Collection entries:
━━━━

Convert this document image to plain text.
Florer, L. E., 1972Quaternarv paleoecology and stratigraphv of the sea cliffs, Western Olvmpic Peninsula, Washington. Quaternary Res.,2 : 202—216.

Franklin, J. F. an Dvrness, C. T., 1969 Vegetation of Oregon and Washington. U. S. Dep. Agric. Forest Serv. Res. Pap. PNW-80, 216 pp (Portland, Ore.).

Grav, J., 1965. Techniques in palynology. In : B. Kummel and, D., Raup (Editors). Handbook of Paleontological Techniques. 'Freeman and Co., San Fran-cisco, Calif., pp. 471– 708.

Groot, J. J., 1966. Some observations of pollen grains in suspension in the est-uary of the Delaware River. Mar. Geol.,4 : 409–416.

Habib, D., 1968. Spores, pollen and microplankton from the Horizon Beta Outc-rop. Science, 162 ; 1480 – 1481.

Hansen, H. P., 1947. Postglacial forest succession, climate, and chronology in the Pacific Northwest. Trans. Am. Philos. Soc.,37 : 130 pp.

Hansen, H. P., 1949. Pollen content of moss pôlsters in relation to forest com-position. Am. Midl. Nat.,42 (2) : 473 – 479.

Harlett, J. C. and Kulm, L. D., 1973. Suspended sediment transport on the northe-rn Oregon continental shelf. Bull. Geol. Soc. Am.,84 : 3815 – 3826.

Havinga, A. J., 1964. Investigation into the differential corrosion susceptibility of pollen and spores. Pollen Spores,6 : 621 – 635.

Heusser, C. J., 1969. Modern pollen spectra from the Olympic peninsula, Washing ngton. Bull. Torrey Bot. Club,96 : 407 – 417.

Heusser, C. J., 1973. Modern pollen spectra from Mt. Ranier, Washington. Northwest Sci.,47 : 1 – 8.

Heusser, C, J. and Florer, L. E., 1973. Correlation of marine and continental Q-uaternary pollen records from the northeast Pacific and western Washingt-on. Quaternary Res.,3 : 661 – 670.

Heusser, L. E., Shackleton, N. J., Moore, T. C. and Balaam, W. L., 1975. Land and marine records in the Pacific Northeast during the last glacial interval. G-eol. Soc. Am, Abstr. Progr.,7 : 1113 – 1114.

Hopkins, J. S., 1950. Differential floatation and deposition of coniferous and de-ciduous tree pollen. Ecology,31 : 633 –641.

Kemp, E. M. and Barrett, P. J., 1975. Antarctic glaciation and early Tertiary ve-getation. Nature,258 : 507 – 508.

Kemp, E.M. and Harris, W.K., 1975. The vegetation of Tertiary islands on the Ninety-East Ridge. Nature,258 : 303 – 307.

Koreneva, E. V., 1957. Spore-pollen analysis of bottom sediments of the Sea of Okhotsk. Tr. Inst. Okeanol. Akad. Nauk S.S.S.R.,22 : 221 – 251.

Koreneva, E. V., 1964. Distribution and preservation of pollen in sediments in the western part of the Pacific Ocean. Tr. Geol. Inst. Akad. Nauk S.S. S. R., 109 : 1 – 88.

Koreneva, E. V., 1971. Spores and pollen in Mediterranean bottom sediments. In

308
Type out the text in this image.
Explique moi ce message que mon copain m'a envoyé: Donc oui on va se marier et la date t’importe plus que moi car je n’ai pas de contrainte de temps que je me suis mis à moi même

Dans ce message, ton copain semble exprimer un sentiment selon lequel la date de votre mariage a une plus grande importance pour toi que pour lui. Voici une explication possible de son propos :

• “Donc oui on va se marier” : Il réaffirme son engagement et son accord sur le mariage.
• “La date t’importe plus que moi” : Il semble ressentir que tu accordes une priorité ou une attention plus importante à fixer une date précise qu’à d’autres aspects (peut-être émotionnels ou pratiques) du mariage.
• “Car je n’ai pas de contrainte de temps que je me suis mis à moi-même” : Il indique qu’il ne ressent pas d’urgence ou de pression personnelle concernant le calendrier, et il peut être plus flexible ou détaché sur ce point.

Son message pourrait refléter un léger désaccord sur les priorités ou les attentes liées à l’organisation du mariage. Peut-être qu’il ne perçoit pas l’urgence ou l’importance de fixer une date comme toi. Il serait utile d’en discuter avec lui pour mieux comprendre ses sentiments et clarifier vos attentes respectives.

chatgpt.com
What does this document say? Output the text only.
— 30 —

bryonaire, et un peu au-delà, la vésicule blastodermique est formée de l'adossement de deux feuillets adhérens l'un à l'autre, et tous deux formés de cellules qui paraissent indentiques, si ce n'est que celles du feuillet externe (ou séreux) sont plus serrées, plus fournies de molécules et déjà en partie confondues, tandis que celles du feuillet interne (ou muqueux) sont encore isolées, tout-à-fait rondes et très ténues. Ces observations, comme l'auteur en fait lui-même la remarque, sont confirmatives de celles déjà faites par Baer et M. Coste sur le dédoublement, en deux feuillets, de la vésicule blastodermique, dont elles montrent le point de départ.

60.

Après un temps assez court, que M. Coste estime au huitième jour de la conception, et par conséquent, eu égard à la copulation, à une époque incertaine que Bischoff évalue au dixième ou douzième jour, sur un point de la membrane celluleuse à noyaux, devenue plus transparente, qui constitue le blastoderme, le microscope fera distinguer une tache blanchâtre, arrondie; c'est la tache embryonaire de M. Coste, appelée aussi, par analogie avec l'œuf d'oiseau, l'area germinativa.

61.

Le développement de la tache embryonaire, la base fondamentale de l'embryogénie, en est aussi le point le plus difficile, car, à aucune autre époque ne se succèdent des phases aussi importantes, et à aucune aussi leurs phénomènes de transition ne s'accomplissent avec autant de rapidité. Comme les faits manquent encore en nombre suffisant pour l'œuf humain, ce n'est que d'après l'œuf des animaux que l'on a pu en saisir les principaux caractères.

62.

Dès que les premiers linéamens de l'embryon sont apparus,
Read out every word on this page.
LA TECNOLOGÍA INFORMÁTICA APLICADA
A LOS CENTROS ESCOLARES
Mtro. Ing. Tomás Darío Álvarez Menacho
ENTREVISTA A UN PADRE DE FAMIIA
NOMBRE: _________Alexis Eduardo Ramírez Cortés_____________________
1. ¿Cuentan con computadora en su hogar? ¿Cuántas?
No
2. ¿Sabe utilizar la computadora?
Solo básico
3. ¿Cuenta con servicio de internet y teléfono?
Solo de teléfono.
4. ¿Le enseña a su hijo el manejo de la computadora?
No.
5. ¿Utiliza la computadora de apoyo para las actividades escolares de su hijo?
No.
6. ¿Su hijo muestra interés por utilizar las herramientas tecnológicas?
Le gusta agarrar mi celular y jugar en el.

━━━━

=== Written exercise ===
The full set of records should be duplicated exactly.

=== Task output ===
Convert this document image to plain text.
Florer, L. E., 1972Quaternarv paleoecology and stratigraphv of the sea cliffs, Western Olvmpic Peninsula, Washington. Quaternary Res.,2 : 202—216.

Franklin, J. F. an Dvrness, C. T., 1969 Vegetation of Oregon and Washington. U. S. Dep. Agric. Forest Serv. Res. Pap. PNW-80, 216 pp (Portland, Ore.).

Grav, J., 1965. Techniques in palynology. In : B. Kummel and, D., Raup (Editors). Handbook of Paleontological Techniques. 'Freeman and Co., San Fran-cisco, Calif., pp. 471– 708.

Groot, J. J., 1966. Some observations of pollen grains in suspension in the est-uary of the Delaware River. Mar. Geol.,4 : 409–416.

Habib, D., 1968. Spores, pollen and microplankton from the Horizon Beta Outc-rop. Science, 162 ; 1480 – 1481.

Hansen, H. P., 1947. Postglacial forest succession, climate, and chronology in the Pacific Northwest. Trans. Am. Philos. Soc.,37 : 130 pp.

Hansen, H. P., 1949. Pollen content of moss pôlsters in relation to forest com-position. Am. Midl. Nat.,42 (2) : 473 – 479.

Harlett, J. C. and Kulm, L. D., 1973. Suspended sediment transport on the northe-rn Oregon continental shelf. Bull. Geol. Soc. Am.,84 : 3815 – 3826.

Havinga, A. J., 1964. Investigation into the differential corrosion susceptibility of pollen and spores. Pollen Spores,6 : 621 – 635.

Heusser, C. J., 1969. Modern pollen spectra from the Olympic peninsula, Washing ngton. Bull. Torrey Bot. Club,96 : 407 – 417.

Heusser, C. J., 1973. Modern pollen spectra from Mt. Ranier, Washington. Northwest Sci.,47 : 1 – 8.

Heusser, C, J. and Florer, L. E., 1973. Correlation of marine and continental Q-uaternary pollen records from the northeast Pacific and western Washingt-on. Quaternary Res.,3 : 661 – 670.

Heusser, L. E., Shackleton, N. J., Moore, T. C. and Balaam, W. L., 1975. Land and marine records in the Pacific Northeast during the last glacial interval. G-eol. Soc. Am, Abstr. Progr.,7 : 1113 – 1114.

Hopkins, J. S., 1950. Differential floatation and deposition of coniferous and de-ciduous tree pollen. Ecology,31 : 633 –641.

Kemp, E. M. and Barrett, P. J., 1975. Antarctic glaciation and early Tertiary ve-getation. Nature,258 : 507 – 508.

Kemp, E.M. and Harris, W.K., 1975. The vegetation of Tertiary islands on the Ninety-East Ridge. Nature,258 : 303 – 307.

Koreneva, E. V., 1957. Spore-pollen analysis of bottom sediments of the Sea of Okhotsk. Tr. Inst. Okeanol. Akad. Nauk S.S.S.R.,22 : 221 – 251.

Koreneva, E. V., 1964. Distribution and preservation of pollen in sediments in the western part of the Pacific Ocean. Tr. Geol. Inst. Akad. Nauk S.S. S. R., 109 : 1 – 88.

Koreneva, E. V., 1971. Spores and pollen in Mediterranean bottom sediments. In

308
Type out the text in this image.
Explique moi ce message que mon copain m'a envoyé: Donc oui on va se marier et la date t’importe plus que moi car je n’ai pas de contrainte de temps que je me suis mis à moi même

Dans ce message, ton copain semble exprimer un sentiment selon lequel la date de votre mariage a une plus grande importance pour toi que pour lui. Voici une explication possible de son propos :

• “Donc oui on va se marier” : Il réaffirme son engagement et son accord sur le mariage.
• “La date t’importe plus que moi” : Il semble ressentir que tu accordes une priorité ou une attention plus importante à fixer une date précise qu’à d’autres aspects (peut-être émotionnels ou pratiques) du mariage.
• “Car je n’ai pas de contrainte de temps que je me suis mis à moi-même” : Il indique qu’il ne ressent pas d’urgence ou de pression personnelle concernant le calendrier, et il peut être plus flexible ou détaché sur ce point.

Son message pourrait refléter un léger désaccord sur les priorités ou les attentes liées à l’organisation du mariage. Peut-être qu’il ne perçoit pas l’urgence ou l’importance de fixer une date comme toi. Il serait utile d’en discuter avec lui pour mieux comprendre ses sentiments et clarifier vos attentes respectives.

chatgpt.com
What does this document say? Output the text only.
— 30 —

bryonaire, et un peu au-delà, la vésicule blastodermique est formée de l'adossement de deux feuillets adhérens l'un à l'autre, et tous deux formés de cellules qui paraissent indentiques, si ce n'est que celles du feuillet externe (ou séreux) sont plus serrées, plus fournies de molécules et déjà en partie confondues, tandis que celles du feuillet interne (ou muqueux) sont encore isolées, tout-à-fait rondes et très ténues. Ces observations, comme l'auteur en fait lui-même la remarque, sont confirmatives de celles déjà faites par Baer et M. Coste sur le dédoublement, en deux feuillets, de la vésicule blastodermique, dont elles montrent le point de départ.

60.

Après un temps assez court, que M. Coste estime au huitième jour de la conception, et par conséquent, eu égard à la copulation, à une époque incertaine que Bischoff évalue au dixième ou douzième jour, sur un point de la membrane celluleuse à noyaux, devenue plus transparente, qui constitue le blastoderme, le microscope fera distinguer une tache blanchâtre, arrondie; c'est la tache embryonaire de M. Coste, appelée aussi, par analogie avec l'œuf d'oiseau, l'area germinativa.

61.

Le développement de la tache embryonaire, la base fondamentale de l'embryogénie, en est aussi le point le plus difficile, car, à aucune autre époque ne se succèdent des phases aussi importantes, et à aucune aussi leurs phénomènes de transition ne s'accomplissent avec autant de rapidité. Comme les faits manquent encore en nombre suffisant pour l'œuf humain, ce n'est que d'après l'œuf des animaux que l'on a pu en saisir les principaux caractères.

62.

Dès que les premiers linéamens de l'embryon sont apparus,
Read out every word on this page.
LA TECNOLOGÍA INFORMÁTICA APLICADA
A LOS CENTROS ESCOLARES
Mtro. Ing. Tomás Darío Álvarez Menacho
ENTREVISTA A UN PADRE DE FAMIIA
NOMBRE: _________Alexis Eduardo Ramírez Cortés_____________________
1. ¿Cuentan con computadora en su hogar? ¿Cuántas?
No
2. ¿Sabe utilizar la computadora?
Solo básico
3. ¿Cuenta con servicio de internet y teléfono?
Solo de teléfono.
4. ¿Le enseña a su hijo el manejo de la computadora?
No.
5. ¿Utiliza la computadora de apoyo para las actividades escolares de su hijo?
No.
6. ¿Su hijo muestra interés por utilizar las herramientas tecnológicas?
Le gusta agarrar mi celular y jugar en el.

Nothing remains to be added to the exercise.